● What to work on
Using the listing below, please gather every line containing the word "technical".

● Data for this exercise
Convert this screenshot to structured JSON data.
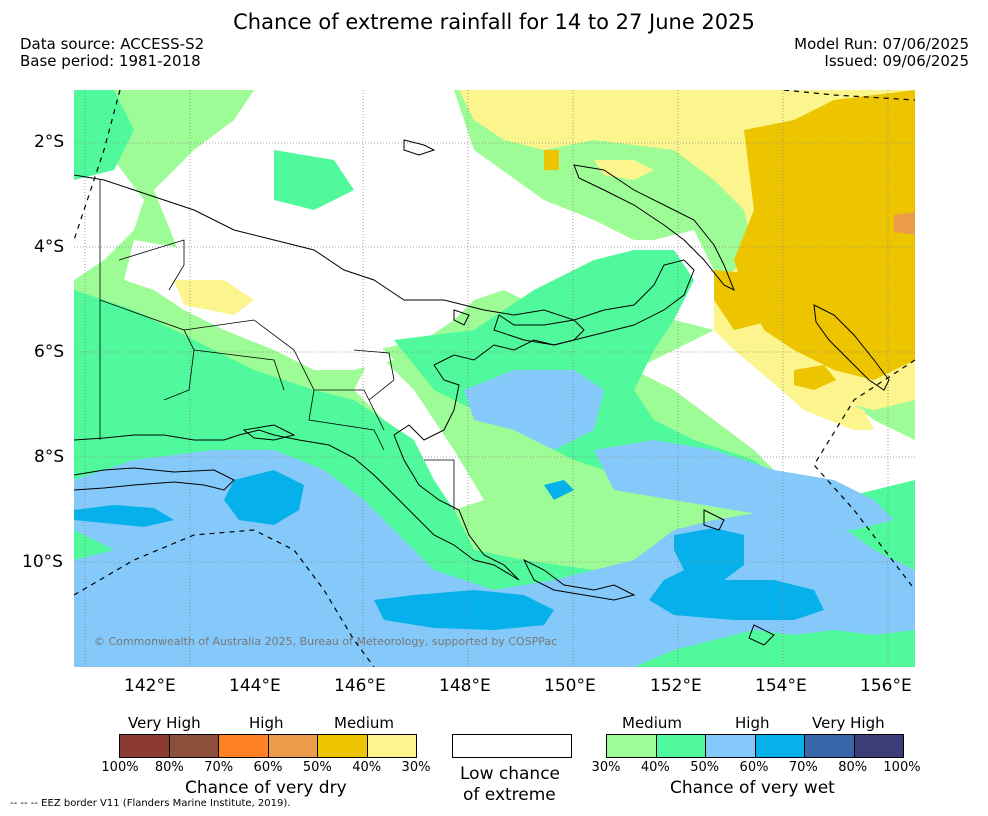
{
  "header": {
    "title": "Chance of extreme rainfall for 14 to 27 June 2025",
    "data_source": "Data source: ACCESS-S2",
    "base_period": "Base period: 1981-2018",
    "model_run": "Model Run: 07/06/2025",
    "issued": "Issued: 09/06/2025"
  },
  "map": {
    "x_ticks": [
      "142°E",
      "144°E",
      "146°E",
      "148°E",
      "150°E",
      "152°E",
      "154°E",
      "156°E"
    ],
    "y_ticks": [
      "2°S",
      "4°S",
      "6°S",
      "8°S",
      "10°S"
    ],
    "copyright": "© Commonwealth of Australia 2025, Bureau of Meteorology, supported by COSPPac",
    "colors": {
      "land_outline": "#000000",
      "gridline": "#888888",
      "eez": "#000000"
    }
  },
  "legend": {
    "dry": {
      "categories": [
        "Very High",
        "High",
        "Medium"
      ],
      "ticks": [
        "100%",
        "80%",
        "70%",
        "60%",
        "50%",
        "40%",
        "30%"
      ],
      "colors": [
        "#8b3a32",
        "#8b4f3c",
        "#ff8125",
        "#ec9b4a",
        "#ecc400",
        "#fcf48c"
      ],
      "title": "Chance of very dry"
    },
    "low": {
      "title_line1": "Low chance",
      "title_line2": "of extreme",
      "color": "#ffffff"
    },
    "wet": {
      "categories": [
        "Medium",
        "High",
        "Very High"
      ],
      "ticks": [
        "30%",
        "40%",
        "50%",
        "60%",
        "70%",
        "80%",
        "100%"
      ],
      "colors": [
        "#9efc96",
        "#50fa9c",
        "#85c9fa",
        "#06b0ea",
        "#3966a8",
        "#3c3c78"
      ],
      "title": "Chance of very wet"
    }
  },
  "footer": {
    "eez_note": "--  --  -- EEZ border V11 (Flanders Marine Institute, 2019)."
  }
}
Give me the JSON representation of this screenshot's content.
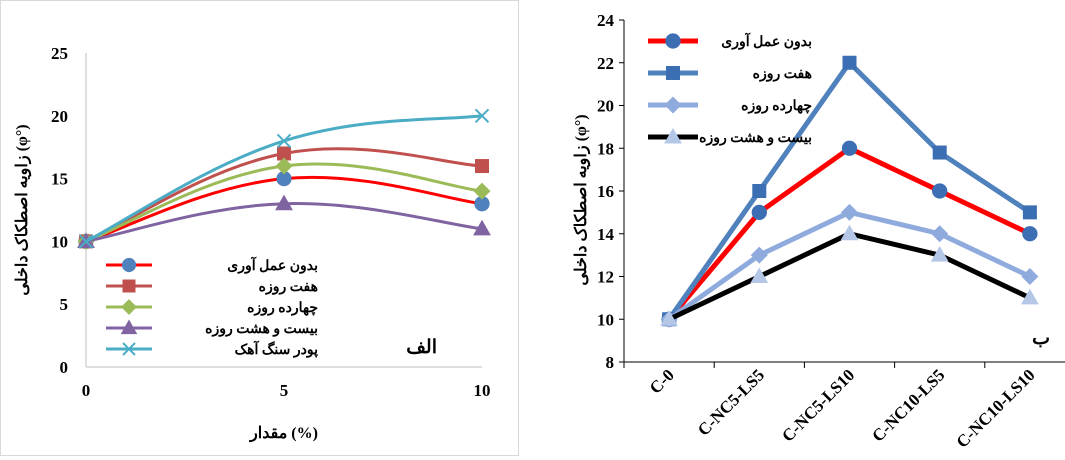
{
  "chart_data": [
    {
      "type": "line",
      "panel_label": "الف",
      "x": [
        0,
        5,
        10
      ],
      "xlabel": "مقدار (%)",
      "ylabel": "زاویه اصطکاک داخلی (φ°)",
      "ylim": [
        0,
        25
      ],
      "yticks": [
        0,
        5,
        10,
        15,
        20,
        25
      ],
      "grid": false,
      "smooth": true,
      "legend_position": "bottom-left",
      "series": [
        {
          "name": "بدون عمل آوری",
          "values": [
            10,
            15,
            13
          ],
          "color": "#ff0000",
          "marker": "circle",
          "marker_color": "#4f81bd"
        },
        {
          "name": "هفت روزه",
          "values": [
            10,
            17,
            16
          ],
          "color": "#c0504d",
          "marker": "square",
          "marker_color": "#c0504d"
        },
        {
          "name": "چهارده روزه",
          "values": [
            10,
            16,
            14
          ],
          "color": "#9bbb59",
          "marker": "diamond",
          "marker_color": "#9bbb59"
        },
        {
          "name": "بیست و هشت روزه",
          "values": [
            10,
            13,
            11
          ],
          "color": "#8064a2",
          "marker": "triangle",
          "marker_color": "#8064a2"
        },
        {
          "name": "پودر سنگ آهک",
          "values": [
            10,
            18,
            20
          ],
          "color": "#4bacc6",
          "marker": "x",
          "marker_color": "#4bacc6"
        }
      ]
    },
    {
      "type": "line",
      "panel_label": "ب",
      "categories": [
        "C-0",
        "C-NC5-LS5",
        "C-NC5-LS10",
        "C-NC10-LS5",
        "C-NC10-LS10"
      ],
      "xlabel": "",
      "ylabel": "زاویه اصطکاک داخلی (φ°)",
      "ylim": [
        8,
        24
      ],
      "yticks": [
        8,
        10,
        12,
        14,
        16,
        18,
        20,
        22,
        24
      ],
      "grid": false,
      "smooth": false,
      "legend_position": "top-left",
      "series": [
        {
          "name": "بدون عمل آوری",
          "values": [
            10,
            15,
            18,
            16,
            14
          ],
          "color": "#ff0000",
          "marker": "circle",
          "marker_color": "#3c6eb4"
        },
        {
          "name": "هفت روزه",
          "values": [
            10,
            16,
            22,
            17.8,
            15
          ],
          "color": "#4f81bd",
          "marker": "square",
          "marker_color": "#3c6eb4"
        },
        {
          "name": "چهارده روزه",
          "values": [
            10,
            13,
            15,
            14,
            12
          ],
          "color": "#8faadc",
          "marker": "diamond",
          "marker_color": "#8faadc"
        },
        {
          "name": "بیست و هشت روزه",
          "values": [
            10,
            12,
            14,
            13,
            11
          ],
          "color": "#000000",
          "marker": "triangle",
          "marker_color": "#b4c7e7"
        }
      ]
    }
  ]
}
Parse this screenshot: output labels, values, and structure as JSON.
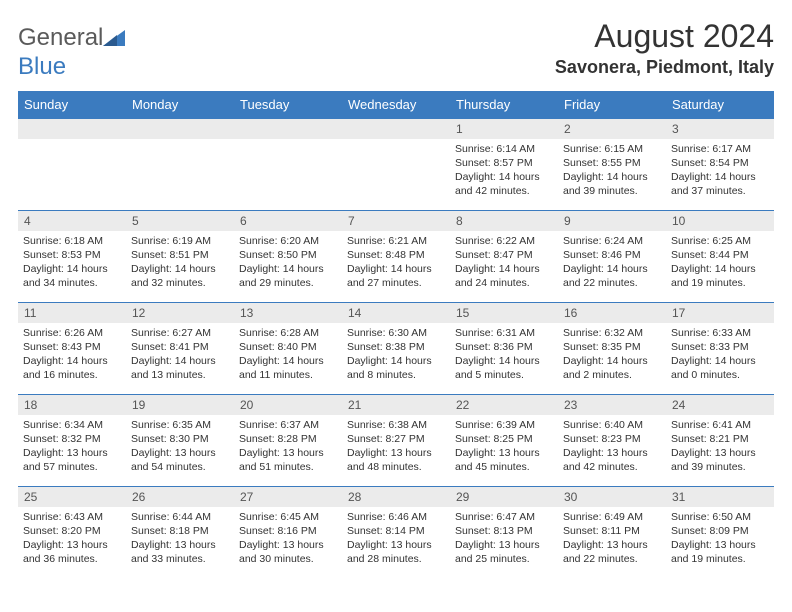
{
  "logo": {
    "text_general": "General",
    "text_blue": "Blue"
  },
  "title": "August 2024",
  "location": "Savonera, Piedmont, Italy",
  "colors": {
    "header_bg": "#3b7bbf",
    "header_text": "#ffffff",
    "daynum_bg": "#ebebeb",
    "text": "#333333"
  },
  "day_names": [
    "Sunday",
    "Monday",
    "Tuesday",
    "Wednesday",
    "Thursday",
    "Friday",
    "Saturday"
  ],
  "weeks": [
    [
      null,
      null,
      null,
      null,
      {
        "n": "1",
        "sr": "6:14 AM",
        "ss": "8:57 PM",
        "dl": "14 hours and 42 minutes."
      },
      {
        "n": "2",
        "sr": "6:15 AM",
        "ss": "8:55 PM",
        "dl": "14 hours and 39 minutes."
      },
      {
        "n": "3",
        "sr": "6:17 AM",
        "ss": "8:54 PM",
        "dl": "14 hours and 37 minutes."
      }
    ],
    [
      {
        "n": "4",
        "sr": "6:18 AM",
        "ss": "8:53 PM",
        "dl": "14 hours and 34 minutes."
      },
      {
        "n": "5",
        "sr": "6:19 AM",
        "ss": "8:51 PM",
        "dl": "14 hours and 32 minutes."
      },
      {
        "n": "6",
        "sr": "6:20 AM",
        "ss": "8:50 PM",
        "dl": "14 hours and 29 minutes."
      },
      {
        "n": "7",
        "sr": "6:21 AM",
        "ss": "8:48 PM",
        "dl": "14 hours and 27 minutes."
      },
      {
        "n": "8",
        "sr": "6:22 AM",
        "ss": "8:47 PM",
        "dl": "14 hours and 24 minutes."
      },
      {
        "n": "9",
        "sr": "6:24 AM",
        "ss": "8:46 PM",
        "dl": "14 hours and 22 minutes."
      },
      {
        "n": "10",
        "sr": "6:25 AM",
        "ss": "8:44 PM",
        "dl": "14 hours and 19 minutes."
      }
    ],
    [
      {
        "n": "11",
        "sr": "6:26 AM",
        "ss": "8:43 PM",
        "dl": "14 hours and 16 minutes."
      },
      {
        "n": "12",
        "sr": "6:27 AM",
        "ss": "8:41 PM",
        "dl": "14 hours and 13 minutes."
      },
      {
        "n": "13",
        "sr": "6:28 AM",
        "ss": "8:40 PM",
        "dl": "14 hours and 11 minutes."
      },
      {
        "n": "14",
        "sr": "6:30 AM",
        "ss": "8:38 PM",
        "dl": "14 hours and 8 minutes."
      },
      {
        "n": "15",
        "sr": "6:31 AM",
        "ss": "8:36 PM",
        "dl": "14 hours and 5 minutes."
      },
      {
        "n": "16",
        "sr": "6:32 AM",
        "ss": "8:35 PM",
        "dl": "14 hours and 2 minutes."
      },
      {
        "n": "17",
        "sr": "6:33 AM",
        "ss": "8:33 PM",
        "dl": "14 hours and 0 minutes."
      }
    ],
    [
      {
        "n": "18",
        "sr": "6:34 AM",
        "ss": "8:32 PM",
        "dl": "13 hours and 57 minutes."
      },
      {
        "n": "19",
        "sr": "6:35 AM",
        "ss": "8:30 PM",
        "dl": "13 hours and 54 minutes."
      },
      {
        "n": "20",
        "sr": "6:37 AM",
        "ss": "8:28 PM",
        "dl": "13 hours and 51 minutes."
      },
      {
        "n": "21",
        "sr": "6:38 AM",
        "ss": "8:27 PM",
        "dl": "13 hours and 48 minutes."
      },
      {
        "n": "22",
        "sr": "6:39 AM",
        "ss": "8:25 PM",
        "dl": "13 hours and 45 minutes."
      },
      {
        "n": "23",
        "sr": "6:40 AM",
        "ss": "8:23 PM",
        "dl": "13 hours and 42 minutes."
      },
      {
        "n": "24",
        "sr": "6:41 AM",
        "ss": "8:21 PM",
        "dl": "13 hours and 39 minutes."
      }
    ],
    [
      {
        "n": "25",
        "sr": "6:43 AM",
        "ss": "8:20 PM",
        "dl": "13 hours and 36 minutes."
      },
      {
        "n": "26",
        "sr": "6:44 AM",
        "ss": "8:18 PM",
        "dl": "13 hours and 33 minutes."
      },
      {
        "n": "27",
        "sr": "6:45 AM",
        "ss": "8:16 PM",
        "dl": "13 hours and 30 minutes."
      },
      {
        "n": "28",
        "sr": "6:46 AM",
        "ss": "8:14 PM",
        "dl": "13 hours and 28 minutes."
      },
      {
        "n": "29",
        "sr": "6:47 AM",
        "ss": "8:13 PM",
        "dl": "13 hours and 25 minutes."
      },
      {
        "n": "30",
        "sr": "6:49 AM",
        "ss": "8:11 PM",
        "dl": "13 hours and 22 minutes."
      },
      {
        "n": "31",
        "sr": "6:50 AM",
        "ss": "8:09 PM",
        "dl": "13 hours and 19 minutes."
      }
    ]
  ],
  "labels": {
    "sunrise": "Sunrise:",
    "sunset": "Sunset:",
    "daylight": "Daylight:"
  }
}
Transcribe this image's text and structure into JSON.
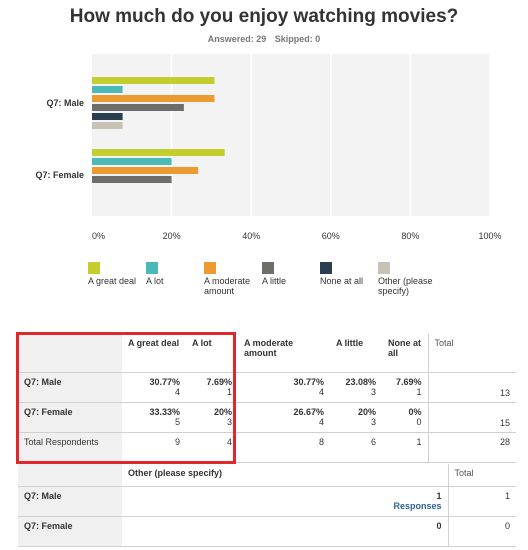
{
  "title": "How much do you enjoy watching movies?",
  "answered_label": "Answered: 29",
  "skipped_label": "Skipped: 0",
  "colors": {
    "great_deal": "#c3cd2b",
    "a_lot": "#4bb9b8",
    "moderate": "#ec9b33",
    "little": "#6d6e6a",
    "none": "#2b3e50",
    "other": "#c8c2b4",
    "highlight": "#e0272b"
  },
  "chart_data": {
    "type": "bar",
    "orientation": "horizontal",
    "categories": [
      "Q7: Male",
      "Q7: Female"
    ],
    "series": [
      {
        "name": "A great deal",
        "values": [
          30.77,
          33.33
        ]
      },
      {
        "name": "A lot",
        "values": [
          7.69,
          20
        ]
      },
      {
        "name": "A moderate amount",
        "values": [
          30.77,
          26.67
        ]
      },
      {
        "name": "A little",
        "values": [
          23.08,
          20
        ]
      },
      {
        "name": "None at all",
        "values": [
          7.69,
          0
        ]
      },
      {
        "name": "Other (please specify)",
        "values": [
          7.69,
          0
        ]
      }
    ],
    "xlim": [
      0,
      100
    ],
    "x_ticks": [
      "0%",
      "20%",
      "40%",
      "60%",
      "80%",
      "100%"
    ],
    "grid": true,
    "legend": "bottom"
  },
  "legend_items": [
    {
      "label": "A great deal",
      "color_key": "great_deal"
    },
    {
      "label": "A lot",
      "color_key": "a_lot"
    },
    {
      "label": "A moderate amount",
      "color_key": "moderate"
    },
    {
      "label": "A little",
      "color_key": "little"
    },
    {
      "label": "None at all",
      "color_key": "none"
    },
    {
      "label": "Other (please specify)",
      "color_key": "other"
    }
  ],
  "table": {
    "headers": [
      "A great deal",
      "A lot",
      "A moderate amount",
      "A little",
      "None at all",
      "Total"
    ],
    "rows": [
      {
        "label": "Q7: Male",
        "cells": [
          {
            "pct": "30.77%",
            "count": "4"
          },
          {
            "pct": "7.69%",
            "count": "1"
          },
          {
            "pct": "30.77%",
            "count": "4"
          },
          {
            "pct": "23.08%",
            "count": "3"
          },
          {
            "pct": "7.69%",
            "count": "1"
          }
        ],
        "total": "13"
      },
      {
        "label": "Q7: Female",
        "cells": [
          {
            "pct": "33.33%",
            "count": "5"
          },
          {
            "pct": "20%",
            "count": "3"
          },
          {
            "pct": "26.67%",
            "count": "4"
          },
          {
            "pct": "20%",
            "count": "3"
          },
          {
            "pct": "0%",
            "count": "0"
          }
        ],
        "total": "15"
      }
    ],
    "total_row": {
      "label": "Total Respondents",
      "values": [
        "9",
        "4",
        "8",
        "6",
        "1"
      ],
      "total": "28"
    }
  },
  "other_table": {
    "header": "Other (please specify)",
    "total_header": "Total",
    "rows": [
      {
        "label": "Q7: Male",
        "count": "1",
        "link": "Responses",
        "total": "1"
      },
      {
        "label": "Q7: Female",
        "count": "0",
        "link": "",
        "total": "0"
      }
    ]
  }
}
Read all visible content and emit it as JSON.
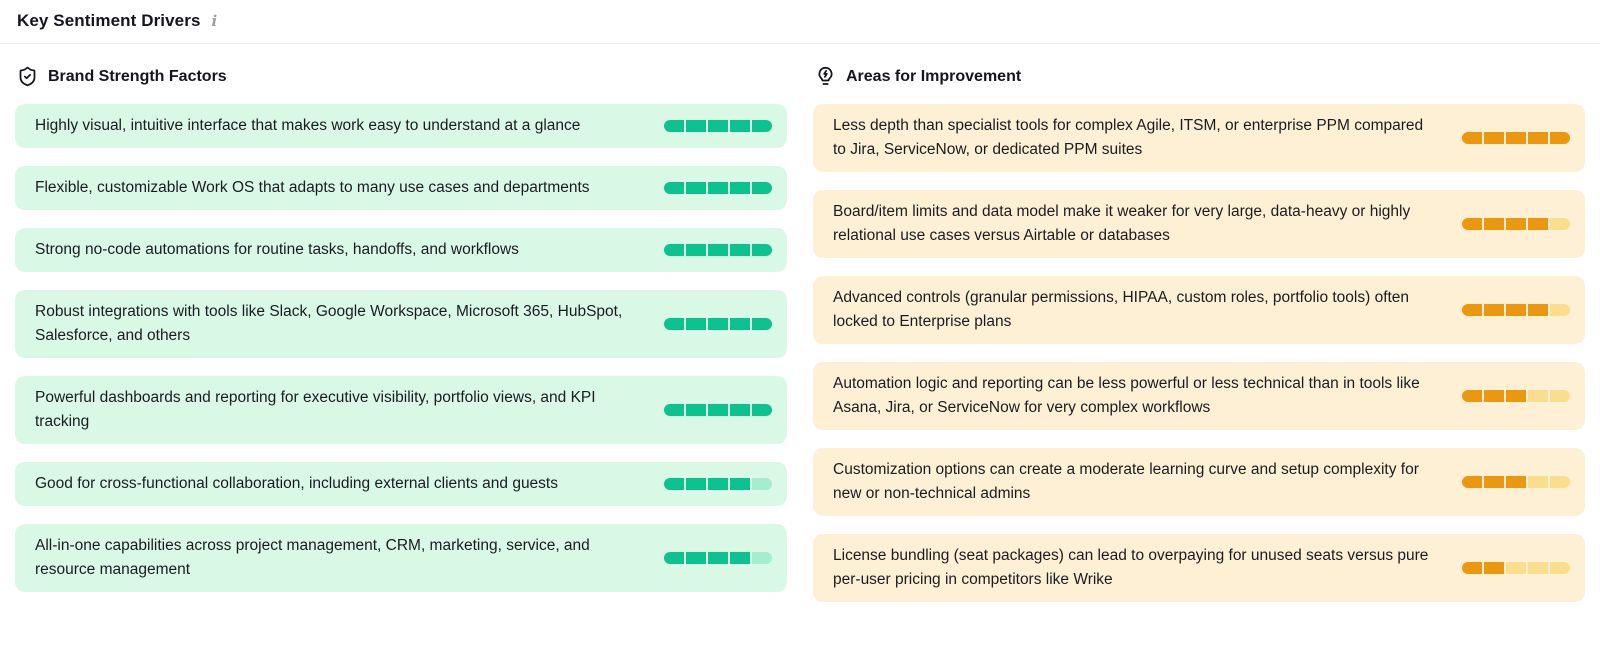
{
  "page": {
    "title": "Key Sentiment Drivers",
    "info_icon": "i"
  },
  "colors": {
    "strength_card_bg": "#d9f8e6",
    "strength_fill": "#0cc38f",
    "strength_empty": "#a5edcf",
    "improvement_card_bg": "#fdf0d4",
    "improvement_fill": "#eb9810",
    "improvement_empty": "#fadd8d"
  },
  "strengths": {
    "header": "Brand Strength Factors",
    "icon": "shield-check-icon",
    "items": [
      {
        "text": "Highly visual, intuitive interface that makes work easy to understand at a glance",
        "filled": 5,
        "total": 5
      },
      {
        "text": "Flexible, customizable Work OS that adapts to many use cases and departments",
        "filled": 5,
        "total": 5
      },
      {
        "text": "Strong no-code automations for routine tasks, handoffs, and workflows",
        "filled": 5,
        "total": 5
      },
      {
        "text": "Robust integrations with tools like Slack, Google Workspace, Microsoft 365, HubSpot, Salesforce, and others",
        "filled": 5,
        "total": 5
      },
      {
        "text": "Powerful dashboards and reporting for executive visibility, portfolio views, and KPI tracking",
        "filled": 5,
        "total": 5
      },
      {
        "text": "Good for cross-functional collaboration, including external clients and guests",
        "filled": 4,
        "total": 5
      },
      {
        "text": "All-in-one capabilities across project management, CRM, marketing, service, and resource management",
        "filled": 4,
        "total": 5
      }
    ]
  },
  "improvements": {
    "header": "Areas for Improvement",
    "icon": "lightbulb-zap-icon",
    "items": [
      {
        "text": "Less depth than specialist tools for complex Agile, ITSM, or enterprise PPM compared to Jira, ServiceNow, or dedicated PPM suites",
        "filled": 5,
        "total": 5
      },
      {
        "text": "Board/item limits and data model make it weaker for very large, data-heavy or highly relational use cases versus Airtable or databases",
        "filled": 4,
        "total": 5
      },
      {
        "text": "Advanced controls (granular permissions, HIPAA, custom roles, portfolio tools) often locked to Enterprise plans",
        "filled": 4,
        "total": 5
      },
      {
        "text": "Automation logic and reporting can be less powerful or less technical than in tools like Asana, Jira, or ServiceNow for very complex workflows",
        "filled": 3,
        "total": 5
      },
      {
        "text": "Customization options can create a moderate learning curve and setup complexity for new or non-technical admins",
        "filled": 3,
        "total": 5
      },
      {
        "text": "License bundling (seat packages) can lead to overpaying for unused seats versus pure per-user pricing in competitors like Wrike",
        "filled": 2,
        "total": 5
      }
    ]
  }
}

● Output for this exercise
        "text": "Automation logic and reporting can be less powerful or less technical than in tools like Asana, Jira, or ServiceNow for very complex workflows",
        "text": "Customization options can create a moderate learning curve and setup complexity for new or non-technical admins",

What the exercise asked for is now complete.